● Exercise: Track down the lines that contain "average" and copy them.

● Recorded data:
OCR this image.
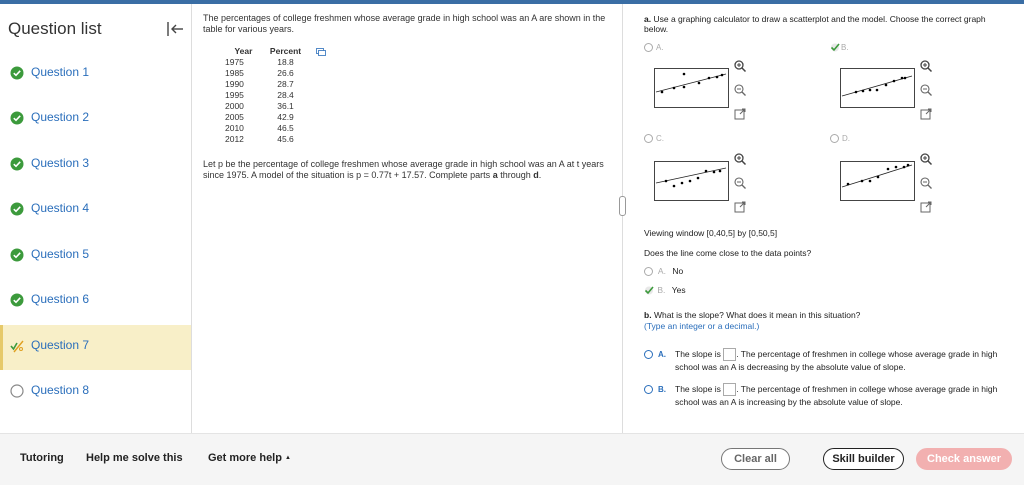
Question list
Question 1
Question 2
Question 3
Question 4
Question 5
Question 6
Question 7
Question 8
The percentages of college freshmen whose average grade in high school was an A are shown in the table for various years.
Year	Percent
1975	18.8
1985	26.6
1990	28.7
1995	28.4
2000	36.1
2005	42.9
2010	46.5
2012	45.6
Let p be the percentage of college freshmen whose average grade in high school was an A at t years since 1975. A model of the situation is p = 0.77t + 17.57. Complete parts a through d.
a. Use a graphing calculator to draw a scatterplot and the model. Choose the correct graph below.
A.	B.
C.	D.
Viewing window [0,40,5] by [0,50,5]
Does the line come close to the data points?
A. No
B. Yes
b. What is the slope? What does it mean in this situation?
(Type an integer or a decimal.)
A. The slope is . The percentage of freshmen in college whose average grade in high school was an A is decreasing by the absolute value of slope.
B. The slope is . The percentage of freshmen in college whose average grade in high school was an A is increasing by the absolute value of slope.
Tutoring Help me solve this Get more help ▲	Clear all	Skill builder	Check answer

● Exercise response:
The percentages of college freshmen whose average grade in high school was an A are shown in the table for various years.
Let p be the percentage of college freshmen whose average grade in high school was an A at t years since 1975. A model of the situation is p = 0.77t + 17.57. Complete parts a through d.
A. The slope is . The percentage of freshmen in college whose average grade in high school was an A is decreasing by the absolute value of slope.
B. The slope is . The percentage of freshmen in college whose average grade in high school was an A is increasing by the absolute value of slope.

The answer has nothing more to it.